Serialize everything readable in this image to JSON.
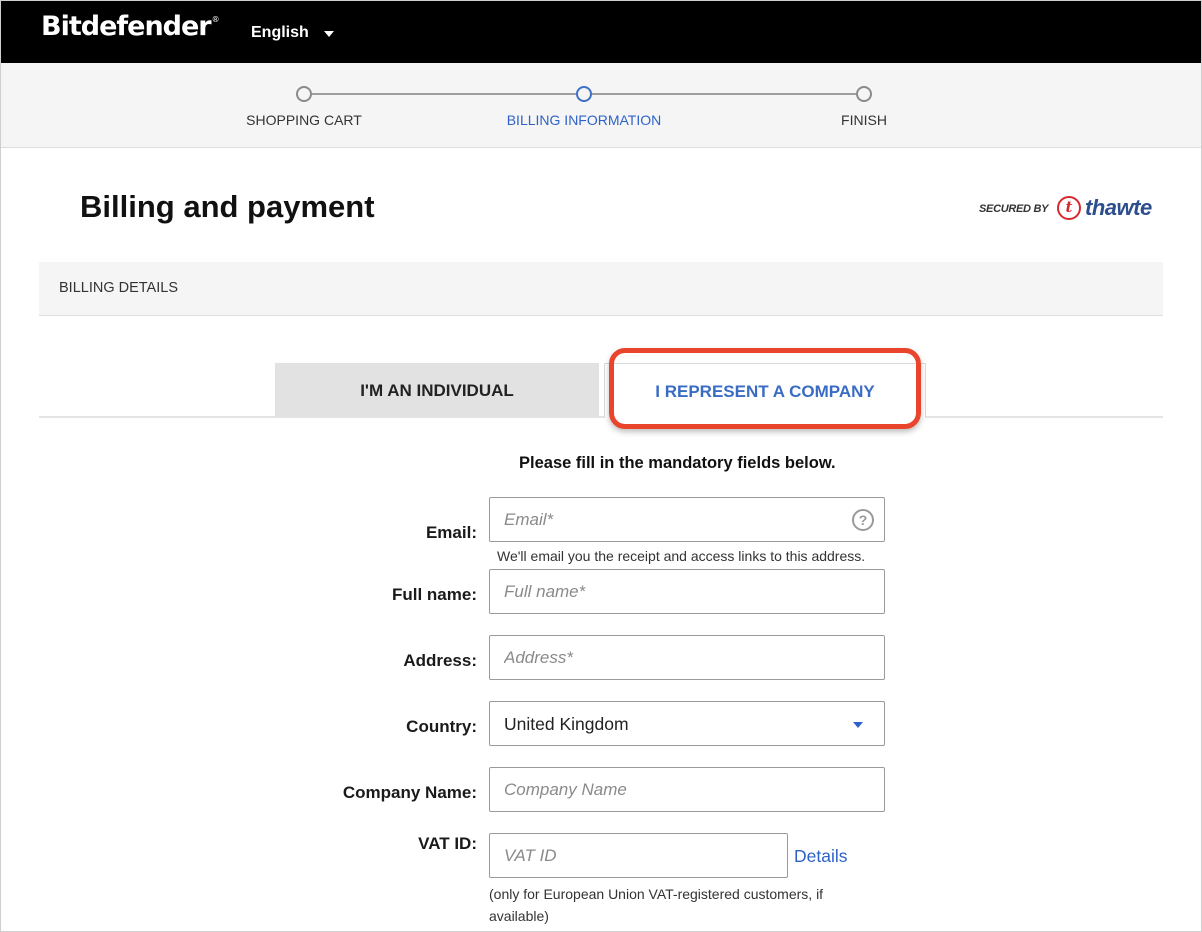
{
  "header": {
    "brand": "Bitdefender",
    "brand_mark": "®",
    "language": "English"
  },
  "stepper": {
    "steps": [
      {
        "label": "SHOPPING CART",
        "active": false
      },
      {
        "label": "BILLING INFORMATION",
        "active": true
      },
      {
        "label": "FINISH",
        "active": false
      }
    ]
  },
  "page": {
    "title": "Billing and payment",
    "secured_by": "SECURED BY",
    "seal_letter": "t",
    "seal_brand": "thawte"
  },
  "section": {
    "label": "BILLING DETAILS"
  },
  "tabs": {
    "individual": "I'M AN INDIVIDUAL",
    "company": "I REPRESENT A COMPANY",
    "selected": "company"
  },
  "form": {
    "instruction": "Please fill in the mandatory fields below.",
    "email": {
      "label": "Email:",
      "placeholder": "Email*",
      "hint": "We'll email you the receipt and access links to this address."
    },
    "full_name": {
      "label": "Full name:",
      "placeholder": "Full name*"
    },
    "address": {
      "label": "Address:",
      "placeholder": "Address*"
    },
    "country": {
      "label": "Country:",
      "value": "United Kingdom"
    },
    "company_name": {
      "label": "Company Name:",
      "placeholder": "Company Name"
    },
    "vat_id": {
      "label": "VAT ID:",
      "placeholder": "VAT ID",
      "details_link": "Details",
      "note": "(only for European Union VAT-registered customers, if available)"
    }
  },
  "colors": {
    "accent": "#2f62c9",
    "highlight": "#e8452c",
    "topbar": "#000000"
  },
  "icons": {
    "help": "question-circle-icon",
    "dropdown": "caret-down-icon"
  }
}
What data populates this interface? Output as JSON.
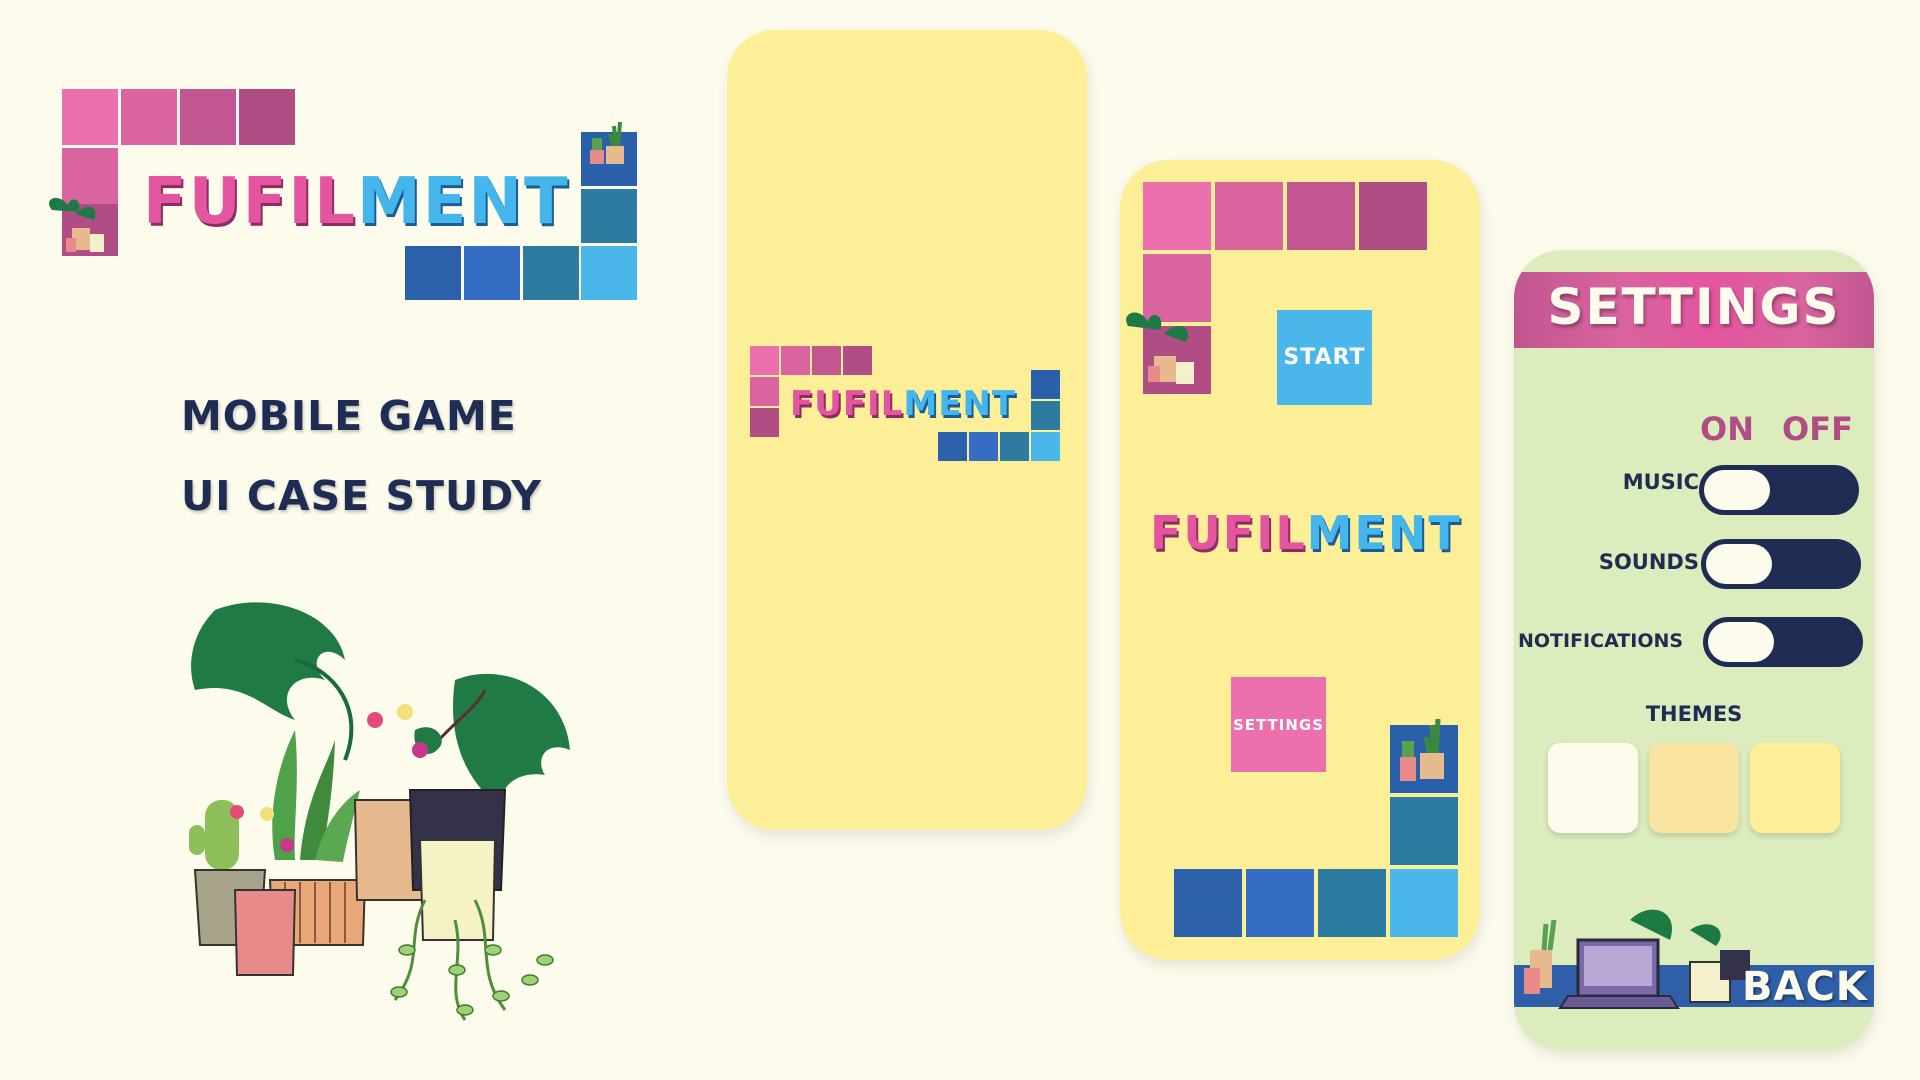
{
  "logo": {
    "word_pink": "FUFIL",
    "word_blue": "MENT"
  },
  "left_panel": {
    "line1": "MOBILE GAME",
    "line2": "UI CASE STUDY"
  },
  "splash_screen": {
    "word_pink": "FUFIL",
    "word_blue": "MENT"
  },
  "menu_screen": {
    "start_label": "START",
    "settings_label": "SETTINGS",
    "title_pink": "FUFIL",
    "title_blue": "MENT"
  },
  "settings_screen": {
    "title": "SETTINGS",
    "on_label": "ON",
    "off_label": "OFF",
    "rows": [
      {
        "label": "MUSIC",
        "state": "on"
      },
      {
        "label": "SOUNDS",
        "state": "on"
      },
      {
        "label": "NOTIFICATIONS",
        "state": "on"
      }
    ],
    "themes_label": "THEMES",
    "themes": [
      "#fdfcec",
      "#f9e3a1",
      "#fdef98"
    ],
    "back_label": "BACK"
  },
  "colors": {
    "background": "#fdfcec",
    "phone_yellow": "#fdef98",
    "settings_green": "#dcecbd",
    "navy": "#1f2c54",
    "pink": "#e4559f",
    "blue": "#45b6ec"
  },
  "icons": [
    "house-plants-illustration-icon",
    "potted-plant-icon",
    "laptop-desk-icon"
  ]
}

----------

Show every line from the listing above in which the string "placeholder" appears.

_Answer to this problem:_
      "placeholder": "Email*",
      "placeholder": "Full name*"
      "placeholder": "Address*"
      "placeholder": "Company Name"
      "placeholder": "VAT ID",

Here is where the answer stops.